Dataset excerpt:
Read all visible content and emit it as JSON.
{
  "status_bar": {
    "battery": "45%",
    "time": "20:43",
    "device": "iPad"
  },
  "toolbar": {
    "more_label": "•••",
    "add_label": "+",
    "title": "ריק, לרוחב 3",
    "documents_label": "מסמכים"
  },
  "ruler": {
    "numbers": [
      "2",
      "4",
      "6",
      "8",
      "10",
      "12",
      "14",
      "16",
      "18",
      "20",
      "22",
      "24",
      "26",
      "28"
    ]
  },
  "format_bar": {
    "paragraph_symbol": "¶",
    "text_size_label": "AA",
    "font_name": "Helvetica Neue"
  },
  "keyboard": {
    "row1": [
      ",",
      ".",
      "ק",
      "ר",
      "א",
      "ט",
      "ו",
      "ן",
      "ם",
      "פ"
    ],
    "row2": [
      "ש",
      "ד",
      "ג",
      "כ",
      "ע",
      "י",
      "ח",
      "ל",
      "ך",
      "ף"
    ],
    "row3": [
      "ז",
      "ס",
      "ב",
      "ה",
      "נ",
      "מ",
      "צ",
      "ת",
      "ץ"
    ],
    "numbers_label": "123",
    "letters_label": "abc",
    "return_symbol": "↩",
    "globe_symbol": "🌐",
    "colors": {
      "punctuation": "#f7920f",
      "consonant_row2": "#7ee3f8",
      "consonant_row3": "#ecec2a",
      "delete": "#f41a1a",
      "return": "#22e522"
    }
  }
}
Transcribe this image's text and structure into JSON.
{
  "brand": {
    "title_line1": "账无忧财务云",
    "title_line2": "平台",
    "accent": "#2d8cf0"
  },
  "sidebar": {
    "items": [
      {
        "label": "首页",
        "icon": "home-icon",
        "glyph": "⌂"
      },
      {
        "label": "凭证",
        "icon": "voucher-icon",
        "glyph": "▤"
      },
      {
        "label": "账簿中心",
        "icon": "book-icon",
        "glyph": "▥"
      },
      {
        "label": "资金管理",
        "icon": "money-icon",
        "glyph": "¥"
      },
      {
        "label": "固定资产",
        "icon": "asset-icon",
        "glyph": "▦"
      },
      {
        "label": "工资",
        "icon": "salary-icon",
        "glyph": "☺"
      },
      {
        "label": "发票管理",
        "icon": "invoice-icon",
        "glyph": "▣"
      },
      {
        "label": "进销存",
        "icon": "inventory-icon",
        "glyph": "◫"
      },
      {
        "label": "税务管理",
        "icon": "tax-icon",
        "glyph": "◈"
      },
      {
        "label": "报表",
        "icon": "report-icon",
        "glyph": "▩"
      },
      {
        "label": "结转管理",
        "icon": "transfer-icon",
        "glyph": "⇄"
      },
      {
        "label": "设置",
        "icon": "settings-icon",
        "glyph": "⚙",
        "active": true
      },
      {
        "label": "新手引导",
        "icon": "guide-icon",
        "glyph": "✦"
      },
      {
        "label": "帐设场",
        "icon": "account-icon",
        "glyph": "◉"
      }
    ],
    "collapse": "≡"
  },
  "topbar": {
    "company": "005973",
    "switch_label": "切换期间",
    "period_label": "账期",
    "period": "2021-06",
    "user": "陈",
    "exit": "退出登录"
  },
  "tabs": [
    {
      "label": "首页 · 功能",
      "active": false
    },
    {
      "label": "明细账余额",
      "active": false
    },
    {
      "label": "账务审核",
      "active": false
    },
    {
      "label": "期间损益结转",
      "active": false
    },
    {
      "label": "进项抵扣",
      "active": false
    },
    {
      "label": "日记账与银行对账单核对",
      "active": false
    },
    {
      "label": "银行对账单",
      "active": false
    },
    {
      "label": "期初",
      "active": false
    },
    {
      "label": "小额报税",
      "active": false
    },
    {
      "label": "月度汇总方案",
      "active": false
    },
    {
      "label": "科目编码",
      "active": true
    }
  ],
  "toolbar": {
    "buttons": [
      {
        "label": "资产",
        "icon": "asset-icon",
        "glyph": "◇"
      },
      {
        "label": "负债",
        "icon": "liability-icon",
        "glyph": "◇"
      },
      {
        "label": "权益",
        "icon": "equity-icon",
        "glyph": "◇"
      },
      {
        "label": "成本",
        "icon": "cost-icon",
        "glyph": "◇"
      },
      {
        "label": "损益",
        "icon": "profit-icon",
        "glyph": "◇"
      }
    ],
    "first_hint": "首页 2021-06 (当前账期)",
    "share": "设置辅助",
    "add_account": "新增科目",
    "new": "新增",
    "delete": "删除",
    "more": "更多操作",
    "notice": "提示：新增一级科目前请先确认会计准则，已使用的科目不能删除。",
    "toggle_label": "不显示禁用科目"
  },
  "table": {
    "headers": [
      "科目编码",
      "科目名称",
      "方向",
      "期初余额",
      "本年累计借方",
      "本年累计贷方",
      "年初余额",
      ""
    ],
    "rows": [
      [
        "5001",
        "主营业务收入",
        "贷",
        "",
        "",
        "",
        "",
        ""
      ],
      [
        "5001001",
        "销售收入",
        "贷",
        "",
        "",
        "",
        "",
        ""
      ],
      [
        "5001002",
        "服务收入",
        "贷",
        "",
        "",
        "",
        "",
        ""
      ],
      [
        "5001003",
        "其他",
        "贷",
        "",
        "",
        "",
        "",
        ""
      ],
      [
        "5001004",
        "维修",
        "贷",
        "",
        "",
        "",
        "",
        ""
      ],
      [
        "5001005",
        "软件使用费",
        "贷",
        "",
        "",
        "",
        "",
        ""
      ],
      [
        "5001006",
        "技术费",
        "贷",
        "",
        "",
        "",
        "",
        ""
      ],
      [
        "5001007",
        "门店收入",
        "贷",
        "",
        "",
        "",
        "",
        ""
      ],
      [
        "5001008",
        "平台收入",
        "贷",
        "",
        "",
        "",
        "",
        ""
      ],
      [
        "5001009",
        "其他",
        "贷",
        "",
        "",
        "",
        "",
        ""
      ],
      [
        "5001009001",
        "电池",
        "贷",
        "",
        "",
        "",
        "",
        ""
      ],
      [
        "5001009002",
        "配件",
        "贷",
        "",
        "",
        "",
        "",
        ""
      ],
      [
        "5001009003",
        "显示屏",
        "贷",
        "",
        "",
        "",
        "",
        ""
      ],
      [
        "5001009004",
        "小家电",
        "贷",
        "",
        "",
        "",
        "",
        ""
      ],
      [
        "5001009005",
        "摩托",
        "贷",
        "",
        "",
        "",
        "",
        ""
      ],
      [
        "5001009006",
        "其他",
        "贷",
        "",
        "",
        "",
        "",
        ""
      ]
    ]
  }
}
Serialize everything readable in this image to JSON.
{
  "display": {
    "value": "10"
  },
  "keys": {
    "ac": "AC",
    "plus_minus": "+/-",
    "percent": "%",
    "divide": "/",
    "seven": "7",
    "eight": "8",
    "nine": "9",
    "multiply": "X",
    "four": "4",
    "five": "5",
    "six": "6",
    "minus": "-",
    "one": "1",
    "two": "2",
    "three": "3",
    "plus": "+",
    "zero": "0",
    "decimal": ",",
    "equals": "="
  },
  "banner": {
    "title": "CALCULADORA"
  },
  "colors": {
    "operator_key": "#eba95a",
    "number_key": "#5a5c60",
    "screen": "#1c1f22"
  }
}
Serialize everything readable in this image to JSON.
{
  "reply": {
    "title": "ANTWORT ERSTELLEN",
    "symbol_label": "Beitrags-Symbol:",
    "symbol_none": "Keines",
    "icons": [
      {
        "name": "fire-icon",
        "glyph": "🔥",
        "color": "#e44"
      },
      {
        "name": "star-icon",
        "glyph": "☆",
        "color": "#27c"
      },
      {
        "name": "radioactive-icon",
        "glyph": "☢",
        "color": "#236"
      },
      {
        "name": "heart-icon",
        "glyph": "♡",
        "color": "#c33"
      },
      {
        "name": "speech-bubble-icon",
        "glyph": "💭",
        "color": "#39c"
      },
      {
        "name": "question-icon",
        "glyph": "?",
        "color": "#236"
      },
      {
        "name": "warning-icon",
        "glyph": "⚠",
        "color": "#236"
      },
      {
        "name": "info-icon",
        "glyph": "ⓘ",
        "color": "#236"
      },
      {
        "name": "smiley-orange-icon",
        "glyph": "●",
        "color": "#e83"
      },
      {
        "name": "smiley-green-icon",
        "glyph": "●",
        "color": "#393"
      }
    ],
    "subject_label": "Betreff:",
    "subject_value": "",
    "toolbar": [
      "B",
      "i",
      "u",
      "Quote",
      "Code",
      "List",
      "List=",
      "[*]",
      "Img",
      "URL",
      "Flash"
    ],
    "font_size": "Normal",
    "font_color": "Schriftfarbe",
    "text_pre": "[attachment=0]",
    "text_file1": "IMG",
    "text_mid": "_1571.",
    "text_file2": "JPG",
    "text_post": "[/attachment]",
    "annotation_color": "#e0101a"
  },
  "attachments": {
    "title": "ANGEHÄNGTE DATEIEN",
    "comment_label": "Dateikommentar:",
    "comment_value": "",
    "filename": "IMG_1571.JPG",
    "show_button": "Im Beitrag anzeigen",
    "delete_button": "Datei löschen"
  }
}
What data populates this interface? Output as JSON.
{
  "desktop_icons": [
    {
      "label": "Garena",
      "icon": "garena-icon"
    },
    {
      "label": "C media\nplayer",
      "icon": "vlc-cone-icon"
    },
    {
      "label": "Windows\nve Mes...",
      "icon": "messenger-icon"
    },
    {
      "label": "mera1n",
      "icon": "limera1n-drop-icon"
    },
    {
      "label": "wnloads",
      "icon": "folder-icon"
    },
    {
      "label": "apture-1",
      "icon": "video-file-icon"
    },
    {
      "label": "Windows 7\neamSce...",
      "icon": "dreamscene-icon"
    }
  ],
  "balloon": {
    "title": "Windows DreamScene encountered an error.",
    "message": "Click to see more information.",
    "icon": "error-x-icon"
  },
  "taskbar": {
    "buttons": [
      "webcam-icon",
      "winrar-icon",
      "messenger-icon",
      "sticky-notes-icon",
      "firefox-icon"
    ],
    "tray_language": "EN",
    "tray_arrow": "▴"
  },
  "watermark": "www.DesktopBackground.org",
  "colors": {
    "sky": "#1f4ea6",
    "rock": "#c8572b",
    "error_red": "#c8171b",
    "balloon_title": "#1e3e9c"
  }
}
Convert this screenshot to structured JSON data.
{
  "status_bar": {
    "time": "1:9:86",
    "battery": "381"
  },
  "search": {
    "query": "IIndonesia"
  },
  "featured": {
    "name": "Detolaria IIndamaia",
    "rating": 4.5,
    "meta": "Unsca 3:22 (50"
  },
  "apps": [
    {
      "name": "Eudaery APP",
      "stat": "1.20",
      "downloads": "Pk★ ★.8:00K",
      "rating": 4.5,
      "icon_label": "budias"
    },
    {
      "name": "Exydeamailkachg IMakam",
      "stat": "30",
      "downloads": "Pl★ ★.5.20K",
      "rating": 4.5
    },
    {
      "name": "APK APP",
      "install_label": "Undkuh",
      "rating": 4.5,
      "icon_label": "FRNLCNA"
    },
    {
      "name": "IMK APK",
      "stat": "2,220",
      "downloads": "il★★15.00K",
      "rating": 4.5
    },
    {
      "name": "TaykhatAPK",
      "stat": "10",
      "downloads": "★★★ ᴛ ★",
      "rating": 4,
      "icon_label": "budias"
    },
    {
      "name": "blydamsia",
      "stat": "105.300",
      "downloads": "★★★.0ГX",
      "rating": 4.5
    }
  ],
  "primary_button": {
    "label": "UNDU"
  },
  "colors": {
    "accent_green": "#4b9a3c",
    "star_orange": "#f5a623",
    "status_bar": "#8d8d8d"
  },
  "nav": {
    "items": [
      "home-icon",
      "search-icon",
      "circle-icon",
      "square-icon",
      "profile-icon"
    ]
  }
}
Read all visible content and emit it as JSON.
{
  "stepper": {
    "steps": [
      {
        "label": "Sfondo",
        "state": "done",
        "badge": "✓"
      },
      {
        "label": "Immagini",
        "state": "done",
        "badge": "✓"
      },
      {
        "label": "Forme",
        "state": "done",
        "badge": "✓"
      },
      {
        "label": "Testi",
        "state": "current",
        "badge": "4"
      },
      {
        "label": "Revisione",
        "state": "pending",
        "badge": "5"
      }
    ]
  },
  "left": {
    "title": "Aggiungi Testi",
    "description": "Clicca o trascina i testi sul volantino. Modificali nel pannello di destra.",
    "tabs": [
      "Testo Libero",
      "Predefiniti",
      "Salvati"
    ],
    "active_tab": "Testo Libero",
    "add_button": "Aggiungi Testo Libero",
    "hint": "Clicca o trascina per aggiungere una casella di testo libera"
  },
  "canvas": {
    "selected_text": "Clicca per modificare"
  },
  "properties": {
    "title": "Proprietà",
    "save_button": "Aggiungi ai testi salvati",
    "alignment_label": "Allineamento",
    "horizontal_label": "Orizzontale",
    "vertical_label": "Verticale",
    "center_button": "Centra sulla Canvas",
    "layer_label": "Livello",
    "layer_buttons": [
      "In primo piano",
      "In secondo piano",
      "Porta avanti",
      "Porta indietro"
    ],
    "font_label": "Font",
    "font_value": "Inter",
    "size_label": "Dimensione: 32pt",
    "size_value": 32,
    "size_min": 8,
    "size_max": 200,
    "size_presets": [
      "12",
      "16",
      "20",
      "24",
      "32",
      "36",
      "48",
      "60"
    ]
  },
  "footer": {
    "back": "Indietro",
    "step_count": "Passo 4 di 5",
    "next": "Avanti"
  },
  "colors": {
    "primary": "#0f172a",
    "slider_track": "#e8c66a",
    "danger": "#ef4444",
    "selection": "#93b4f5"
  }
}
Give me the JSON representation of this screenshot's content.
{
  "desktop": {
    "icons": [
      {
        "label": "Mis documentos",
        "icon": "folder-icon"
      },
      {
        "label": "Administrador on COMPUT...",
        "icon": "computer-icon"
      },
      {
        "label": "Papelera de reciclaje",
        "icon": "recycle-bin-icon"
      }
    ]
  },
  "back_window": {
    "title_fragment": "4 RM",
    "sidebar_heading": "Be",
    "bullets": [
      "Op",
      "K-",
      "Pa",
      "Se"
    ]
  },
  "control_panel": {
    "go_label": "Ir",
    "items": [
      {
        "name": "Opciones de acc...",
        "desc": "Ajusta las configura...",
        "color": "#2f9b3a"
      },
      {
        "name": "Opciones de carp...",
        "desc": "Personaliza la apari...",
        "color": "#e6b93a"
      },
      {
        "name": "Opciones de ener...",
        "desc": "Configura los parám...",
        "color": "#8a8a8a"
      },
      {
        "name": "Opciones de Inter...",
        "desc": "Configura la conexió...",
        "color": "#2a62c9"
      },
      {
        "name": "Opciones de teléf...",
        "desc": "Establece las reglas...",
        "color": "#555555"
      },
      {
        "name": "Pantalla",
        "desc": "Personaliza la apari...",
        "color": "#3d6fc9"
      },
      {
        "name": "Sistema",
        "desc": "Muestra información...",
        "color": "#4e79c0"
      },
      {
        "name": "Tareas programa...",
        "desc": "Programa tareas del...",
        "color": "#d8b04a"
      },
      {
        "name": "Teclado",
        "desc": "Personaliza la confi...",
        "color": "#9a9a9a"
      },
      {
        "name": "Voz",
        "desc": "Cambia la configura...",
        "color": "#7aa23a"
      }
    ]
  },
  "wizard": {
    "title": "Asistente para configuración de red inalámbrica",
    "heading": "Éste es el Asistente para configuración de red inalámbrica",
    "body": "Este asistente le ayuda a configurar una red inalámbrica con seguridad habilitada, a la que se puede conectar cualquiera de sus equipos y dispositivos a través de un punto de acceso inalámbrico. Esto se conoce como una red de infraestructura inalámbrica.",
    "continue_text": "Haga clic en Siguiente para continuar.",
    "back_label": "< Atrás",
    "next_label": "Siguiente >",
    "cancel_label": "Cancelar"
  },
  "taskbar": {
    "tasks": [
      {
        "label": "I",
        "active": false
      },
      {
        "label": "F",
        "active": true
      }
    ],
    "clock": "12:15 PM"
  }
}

WHAT YOU HAVE TO DO
Read through the entries and copy each line in which "Libero" appears.

RESPONSE BELOW
      "Testo Libero",
    "active_tab": "Testo Libero",
    "add_button": "Aggiungi Testo Libero",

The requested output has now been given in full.